** START SUPPLIED DATA **

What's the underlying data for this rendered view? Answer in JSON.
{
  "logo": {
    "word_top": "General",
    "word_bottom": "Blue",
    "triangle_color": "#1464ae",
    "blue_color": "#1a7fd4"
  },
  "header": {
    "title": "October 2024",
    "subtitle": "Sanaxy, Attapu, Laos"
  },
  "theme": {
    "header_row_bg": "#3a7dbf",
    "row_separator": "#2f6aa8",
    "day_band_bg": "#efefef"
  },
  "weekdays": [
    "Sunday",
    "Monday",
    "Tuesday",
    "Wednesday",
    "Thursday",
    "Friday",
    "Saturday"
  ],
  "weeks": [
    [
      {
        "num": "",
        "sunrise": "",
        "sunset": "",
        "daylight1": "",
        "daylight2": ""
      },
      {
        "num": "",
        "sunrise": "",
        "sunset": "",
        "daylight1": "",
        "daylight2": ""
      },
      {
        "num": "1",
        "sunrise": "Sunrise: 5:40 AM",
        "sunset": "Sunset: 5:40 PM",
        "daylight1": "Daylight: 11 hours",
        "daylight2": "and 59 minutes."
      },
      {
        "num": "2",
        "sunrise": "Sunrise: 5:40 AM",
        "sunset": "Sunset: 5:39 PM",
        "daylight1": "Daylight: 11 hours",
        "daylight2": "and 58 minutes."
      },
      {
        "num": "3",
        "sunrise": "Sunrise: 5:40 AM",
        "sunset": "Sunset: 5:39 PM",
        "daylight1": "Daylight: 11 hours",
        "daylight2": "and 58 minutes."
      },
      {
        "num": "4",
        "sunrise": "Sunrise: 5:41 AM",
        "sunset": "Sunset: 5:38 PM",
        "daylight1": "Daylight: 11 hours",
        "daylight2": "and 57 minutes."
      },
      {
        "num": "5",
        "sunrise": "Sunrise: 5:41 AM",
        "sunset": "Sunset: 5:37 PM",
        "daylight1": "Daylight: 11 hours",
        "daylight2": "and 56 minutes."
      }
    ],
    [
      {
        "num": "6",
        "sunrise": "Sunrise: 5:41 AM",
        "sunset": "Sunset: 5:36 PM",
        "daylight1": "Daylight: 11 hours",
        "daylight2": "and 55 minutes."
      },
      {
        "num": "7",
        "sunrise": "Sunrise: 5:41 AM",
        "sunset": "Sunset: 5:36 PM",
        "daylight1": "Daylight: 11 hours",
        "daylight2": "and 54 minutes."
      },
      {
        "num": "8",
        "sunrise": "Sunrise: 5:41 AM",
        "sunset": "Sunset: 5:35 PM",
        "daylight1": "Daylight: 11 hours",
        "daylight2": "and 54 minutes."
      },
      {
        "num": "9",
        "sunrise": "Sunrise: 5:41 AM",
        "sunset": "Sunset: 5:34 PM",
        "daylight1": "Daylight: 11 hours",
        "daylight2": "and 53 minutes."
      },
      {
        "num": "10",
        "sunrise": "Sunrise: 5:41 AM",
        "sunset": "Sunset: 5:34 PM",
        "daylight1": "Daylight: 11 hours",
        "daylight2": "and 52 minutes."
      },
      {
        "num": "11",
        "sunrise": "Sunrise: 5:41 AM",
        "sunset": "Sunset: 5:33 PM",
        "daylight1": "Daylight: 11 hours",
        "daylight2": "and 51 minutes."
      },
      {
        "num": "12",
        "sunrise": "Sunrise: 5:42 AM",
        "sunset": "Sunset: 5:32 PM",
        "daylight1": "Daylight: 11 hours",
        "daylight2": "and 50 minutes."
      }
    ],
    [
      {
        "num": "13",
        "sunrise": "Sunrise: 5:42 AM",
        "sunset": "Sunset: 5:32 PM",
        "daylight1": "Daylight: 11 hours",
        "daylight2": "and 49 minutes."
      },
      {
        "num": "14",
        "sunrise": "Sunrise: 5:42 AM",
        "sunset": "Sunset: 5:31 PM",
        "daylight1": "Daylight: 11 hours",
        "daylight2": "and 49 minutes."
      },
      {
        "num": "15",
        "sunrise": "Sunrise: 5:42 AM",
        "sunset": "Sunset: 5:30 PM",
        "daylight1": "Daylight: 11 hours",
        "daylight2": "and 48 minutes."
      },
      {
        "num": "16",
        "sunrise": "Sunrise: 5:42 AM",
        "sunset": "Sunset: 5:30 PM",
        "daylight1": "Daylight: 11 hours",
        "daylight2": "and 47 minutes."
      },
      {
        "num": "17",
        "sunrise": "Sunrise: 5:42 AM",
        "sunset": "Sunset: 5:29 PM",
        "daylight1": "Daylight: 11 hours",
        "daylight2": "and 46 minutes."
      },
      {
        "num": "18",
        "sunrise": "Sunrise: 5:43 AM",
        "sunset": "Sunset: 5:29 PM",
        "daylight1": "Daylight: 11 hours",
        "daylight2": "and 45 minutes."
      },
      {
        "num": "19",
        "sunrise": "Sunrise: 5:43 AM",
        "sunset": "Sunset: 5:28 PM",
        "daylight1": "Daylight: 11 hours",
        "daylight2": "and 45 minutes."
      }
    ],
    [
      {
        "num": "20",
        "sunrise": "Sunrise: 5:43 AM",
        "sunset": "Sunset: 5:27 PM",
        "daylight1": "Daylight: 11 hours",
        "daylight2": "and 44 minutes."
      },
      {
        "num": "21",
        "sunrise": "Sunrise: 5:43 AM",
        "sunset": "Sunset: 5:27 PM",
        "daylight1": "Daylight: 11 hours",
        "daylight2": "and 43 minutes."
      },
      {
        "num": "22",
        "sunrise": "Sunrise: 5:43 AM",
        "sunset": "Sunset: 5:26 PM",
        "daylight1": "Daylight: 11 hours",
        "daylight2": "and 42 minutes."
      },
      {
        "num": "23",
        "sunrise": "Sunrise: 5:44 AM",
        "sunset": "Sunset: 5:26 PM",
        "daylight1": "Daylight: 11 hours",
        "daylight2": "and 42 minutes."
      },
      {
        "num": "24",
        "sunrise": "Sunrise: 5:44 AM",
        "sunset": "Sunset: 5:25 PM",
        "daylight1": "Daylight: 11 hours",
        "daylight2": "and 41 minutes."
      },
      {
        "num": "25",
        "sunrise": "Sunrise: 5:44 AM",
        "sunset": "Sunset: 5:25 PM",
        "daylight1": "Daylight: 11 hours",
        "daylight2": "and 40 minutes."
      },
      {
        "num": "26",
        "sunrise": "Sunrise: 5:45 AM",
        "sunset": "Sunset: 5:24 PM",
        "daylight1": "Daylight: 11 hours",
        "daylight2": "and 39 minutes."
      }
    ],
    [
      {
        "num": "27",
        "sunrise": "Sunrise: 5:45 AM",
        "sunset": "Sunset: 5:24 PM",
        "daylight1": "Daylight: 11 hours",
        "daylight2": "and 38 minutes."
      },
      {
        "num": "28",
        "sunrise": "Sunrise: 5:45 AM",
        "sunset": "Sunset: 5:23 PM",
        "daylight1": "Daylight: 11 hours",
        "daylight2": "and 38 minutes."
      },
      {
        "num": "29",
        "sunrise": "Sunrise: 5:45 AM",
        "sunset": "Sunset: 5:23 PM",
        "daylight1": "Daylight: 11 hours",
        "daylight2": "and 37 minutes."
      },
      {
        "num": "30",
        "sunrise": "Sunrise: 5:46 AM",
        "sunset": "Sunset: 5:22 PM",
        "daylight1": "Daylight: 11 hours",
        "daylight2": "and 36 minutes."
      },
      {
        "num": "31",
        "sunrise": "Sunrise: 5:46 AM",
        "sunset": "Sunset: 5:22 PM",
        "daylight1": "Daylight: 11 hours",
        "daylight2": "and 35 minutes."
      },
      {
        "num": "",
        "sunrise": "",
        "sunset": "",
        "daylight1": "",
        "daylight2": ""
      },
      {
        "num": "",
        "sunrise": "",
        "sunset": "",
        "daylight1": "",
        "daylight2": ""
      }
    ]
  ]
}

** END SUPPLIED DATA **

**WHAT YOU WILL DO:**
Each record must be repeated exactly as it is.

**WRITTEN RESPONSE:**
What's the underlying data for this rendered view? Answer in JSON.
{
  "logo": {
    "word_top": "General",
    "word_bottom": "Blue",
    "triangle_color": "#1464ae",
    "blue_color": "#1a7fd4"
  },
  "header": {
    "title": "October 2024",
    "subtitle": "Sanaxy, Attapu, Laos"
  },
  "theme": {
    "header_row_bg": "#3a7dbf",
    "row_separator": "#2f6aa8",
    "day_band_bg": "#efefef"
  },
  "weekdays": [
    "Sunday",
    "Monday",
    "Tuesday",
    "Wednesday",
    "Thursday",
    "Friday",
    "Saturday"
  ],
  "weeks": [
    [
      {
        "num": "",
        "sunrise": "",
        "sunset": "",
        "daylight1": "",
        "daylight2": ""
      },
      {
        "num": "",
        "sunrise": "",
        "sunset": "",
        "daylight1": "",
        "daylight2": ""
      },
      {
        "num": "1",
        "sunrise": "Sunrise: 5:40 AM",
        "sunset": "Sunset: 5:40 PM",
        "daylight1": "Daylight: 11 hours",
        "daylight2": "and 59 minutes."
      },
      {
        "num": "2",
        "sunrise": "Sunrise: 5:40 AM",
        "sunset": "Sunset: 5:39 PM",
        "daylight1": "Daylight: 11 hours",
        "daylight2": "and 58 minutes."
      },
      {
        "num": "3",
        "sunrise": "Sunrise: 5:40 AM",
        "sunset": "Sunset: 5:39 PM",
        "daylight1": "Daylight: 11 hours",
        "daylight2": "and 58 minutes."
      },
      {
        "num": "4",
        "sunrise": "Sunrise: 5:41 AM",
        "sunset": "Sunset: 5:38 PM",
        "daylight1": "Daylight: 11 hours",
        "daylight2": "and 57 minutes."
      },
      {
        "num": "5",
        "sunrise": "Sunrise: 5:41 AM",
        "sunset": "Sunset: 5:37 PM",
        "daylight1": "Daylight: 11 hours",
        "daylight2": "and 56 minutes."
      }
    ],
    [
      {
        "num": "6",
        "sunrise": "Sunrise: 5:41 AM",
        "sunset": "Sunset: 5:36 PM",
        "daylight1": "Daylight: 11 hours",
        "daylight2": "and 55 minutes."
      },
      {
        "num": "7",
        "sunrise": "Sunrise: 5:41 AM",
        "sunset": "Sunset: 5:36 PM",
        "daylight1": "Daylight: 11 hours",
        "daylight2": "and 54 minutes."
      },
      {
        "num": "8",
        "sunrise": "Sunrise: 5:41 AM",
        "sunset": "Sunset: 5:35 PM",
        "daylight1": "Daylight: 11 hours",
        "daylight2": "and 54 minutes."
      },
      {
        "num": "9",
        "sunrise": "Sunrise: 5:41 AM",
        "sunset": "Sunset: 5:34 PM",
        "daylight1": "Daylight: 11 hours",
        "daylight2": "and 53 minutes."
      },
      {
        "num": "10",
        "sunrise": "Sunrise: 5:41 AM",
        "sunset": "Sunset: 5:34 PM",
        "daylight1": "Daylight: 11 hours",
        "daylight2": "and 52 minutes."
      },
      {
        "num": "11",
        "sunrise": "Sunrise: 5:41 AM",
        "sunset": "Sunset: 5:33 PM",
        "daylight1": "Daylight: 11 hours",
        "daylight2": "and 51 minutes."
      },
      {
        "num": "12",
        "sunrise": "Sunrise: 5:42 AM",
        "sunset": "Sunset: 5:32 PM",
        "daylight1": "Daylight: 11 hours",
        "daylight2": "and 50 minutes."
      }
    ],
    [
      {
        "num": "13",
        "sunrise": "Sunrise: 5:42 AM",
        "sunset": "Sunset: 5:32 PM",
        "daylight1": "Daylight: 11 hours",
        "daylight2": "and 49 minutes."
      },
      {
        "num": "14",
        "sunrise": "Sunrise: 5:42 AM",
        "sunset": "Sunset: 5:31 PM",
        "daylight1": "Daylight: 11 hours",
        "daylight2": "and 49 minutes."
      },
      {
        "num": "15",
        "sunrise": "Sunrise: 5:42 AM",
        "sunset": "Sunset: 5:30 PM",
        "daylight1": "Daylight: 11 hours",
        "daylight2": "and 48 minutes."
      },
      {
        "num": "16",
        "sunrise": "Sunrise: 5:42 AM",
        "sunset": "Sunset: 5:30 PM",
        "daylight1": "Daylight: 11 hours",
        "daylight2": "and 47 minutes."
      },
      {
        "num": "17",
        "sunrise": "Sunrise: 5:42 AM",
        "sunset": "Sunset: 5:29 PM",
        "daylight1": "Daylight: 11 hours",
        "daylight2": "and 46 minutes."
      },
      {
        "num": "18",
        "sunrise": "Sunrise: 5:43 AM",
        "sunset": "Sunset: 5:29 PM",
        "daylight1": "Daylight: 11 hours",
        "daylight2": "and 45 minutes."
      },
      {
        "num": "19",
        "sunrise": "Sunrise: 5:43 AM",
        "sunset": "Sunset: 5:28 PM",
        "daylight1": "Daylight: 11 hours",
        "daylight2": "and 45 minutes."
      }
    ],
    [
      {
        "num": "20",
        "sunrise": "Sunrise: 5:43 AM",
        "sunset": "Sunset: 5:27 PM",
        "daylight1": "Daylight: 11 hours",
        "daylight2": "and 44 minutes."
      },
      {
        "num": "21",
        "sunrise": "Sunrise: 5:43 AM",
        "sunset": "Sunset: 5:27 PM",
        "daylight1": "Daylight: 11 hours",
        "daylight2": "and 43 minutes."
      },
      {
        "num": "22",
        "sunrise": "Sunrise: 5:43 AM",
        "sunset": "Sunset: 5:26 PM",
        "daylight1": "Daylight: 11 hours",
        "daylight2": "and 42 minutes."
      },
      {
        "num": "23",
        "sunrise": "Sunrise: 5:44 AM",
        "sunset": "Sunset: 5:26 PM",
        "daylight1": "Daylight: 11 hours",
        "daylight2": "and 42 minutes."
      },
      {
        "num": "24",
        "sunrise": "Sunrise: 5:44 AM",
        "sunset": "Sunset: 5:25 PM",
        "daylight1": "Daylight: 11 hours",
        "daylight2": "and 41 minutes."
      },
      {
        "num": "25",
        "sunrise": "Sunrise: 5:44 AM",
        "sunset": "Sunset: 5:25 PM",
        "daylight1": "Daylight: 11 hours",
        "daylight2": "and 40 minutes."
      },
      {
        "num": "26",
        "sunrise": "Sunrise: 5:45 AM",
        "sunset": "Sunset: 5:24 PM",
        "daylight1": "Daylight: 11 hours",
        "daylight2": "and 39 minutes."
      }
    ],
    [
      {
        "num": "27",
        "sunrise": "Sunrise: 5:45 AM",
        "sunset": "Sunset: 5:24 PM",
        "daylight1": "Daylight: 11 hours",
        "daylight2": "and 38 minutes."
      },
      {
        "num": "28",
        "sunrise": "Sunrise: 5:45 AM",
        "sunset": "Sunset: 5:23 PM",
        "daylight1": "Daylight: 11 hours",
        "daylight2": "and 38 minutes."
      },
      {
        "num": "29",
        "sunrise": "Sunrise: 5:45 AM",
        "sunset": "Sunset: 5:23 PM",
        "daylight1": "Daylight: 11 hours",
        "daylight2": "and 37 minutes."
      },
      {
        "num": "30",
        "sunrise": "Sunrise: 5:46 AM",
        "sunset": "Sunset: 5:22 PM",
        "daylight1": "Daylight: 11 hours",
        "daylight2": "and 36 minutes."
      },
      {
        "num": "31",
        "sunrise": "Sunrise: 5:46 AM",
        "sunset": "Sunset: 5:22 PM",
        "daylight1": "Daylight: 11 hours",
        "daylight2": "and 35 minutes."
      },
      {
        "num": "",
        "sunrise": "",
        "sunset": "",
        "daylight1": "",
        "daylight2": ""
      },
      {
        "num": "",
        "sunrise": "",
        "sunset": "",
        "daylight1": "",
        "daylight2": ""
      }
    ]
  ]
}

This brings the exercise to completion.